Write down every entry below once more, exactly.

▶ _Records shown_:
◇ ◇ ◇ ◇ ◇ ◇ ◇

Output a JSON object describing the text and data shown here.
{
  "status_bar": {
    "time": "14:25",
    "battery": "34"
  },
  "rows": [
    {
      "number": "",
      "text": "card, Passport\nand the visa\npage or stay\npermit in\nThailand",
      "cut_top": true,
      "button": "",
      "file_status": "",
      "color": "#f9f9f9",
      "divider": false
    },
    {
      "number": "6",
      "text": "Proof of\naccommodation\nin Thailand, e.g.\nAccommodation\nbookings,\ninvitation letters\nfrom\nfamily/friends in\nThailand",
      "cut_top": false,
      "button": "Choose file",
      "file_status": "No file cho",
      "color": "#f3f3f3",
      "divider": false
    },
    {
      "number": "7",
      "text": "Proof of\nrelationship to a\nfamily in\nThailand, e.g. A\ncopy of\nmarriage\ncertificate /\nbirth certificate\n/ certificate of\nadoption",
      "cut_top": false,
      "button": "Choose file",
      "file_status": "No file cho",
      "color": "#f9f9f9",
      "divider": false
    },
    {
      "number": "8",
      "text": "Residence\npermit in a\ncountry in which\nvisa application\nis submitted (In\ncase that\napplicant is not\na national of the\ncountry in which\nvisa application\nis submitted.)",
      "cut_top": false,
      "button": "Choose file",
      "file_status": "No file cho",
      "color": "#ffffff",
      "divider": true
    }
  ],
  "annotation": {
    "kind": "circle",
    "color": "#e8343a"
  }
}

◇ ◇ ◇ ◇ ◇ ◇ ◇

▶ _Answer below_:
Output a JSON object describing the text and data shown here.
{
  "status_bar": {
    "time": "14:25",
    "battery": "34"
  },
  "rows": [
    {
      "number": "",
      "text": "card, Passport\nand the visa\npage or stay\npermit in\nThailand",
      "cut_top": true,
      "button": "",
      "file_status": "",
      "color": "#f9f9f9",
      "divider": false
    },
    {
      "number": "6",
      "text": "Proof of\naccommodation\nin Thailand, e.g.\nAccommodation\nbookings,\ninvitation letters\nfrom\nfamily/friends in\nThailand",
      "cut_top": false,
      "button": "Choose file",
      "file_status": "No file cho",
      "color": "#f3f3f3",
      "divider": false
    },
    {
      "number": "7",
      "text": "Proof of\nrelationship to a\nfamily in\nThailand, e.g. A\ncopy of\nmarriage\ncertificate /\nbirth certificate\n/ certificate of\nadoption",
      "cut_top": false,
      "button": "Choose file",
      "file_status": "No file cho",
      "color": "#f9f9f9",
      "divider": false
    },
    {
      "number": "8",
      "text": "Residence\npermit in a\ncountry in which\nvisa application\nis submitted (In\ncase that\napplicant is not\na national of the\ncountry in which\nvisa application\nis submitted.)",
      "cut_top": false,
      "button": "Choose file",
      "file_status": "No file cho",
      "color": "#ffffff",
      "divider": true
    }
  ],
  "annotation": {
    "kind": "circle",
    "color": "#e8343a"
  }
}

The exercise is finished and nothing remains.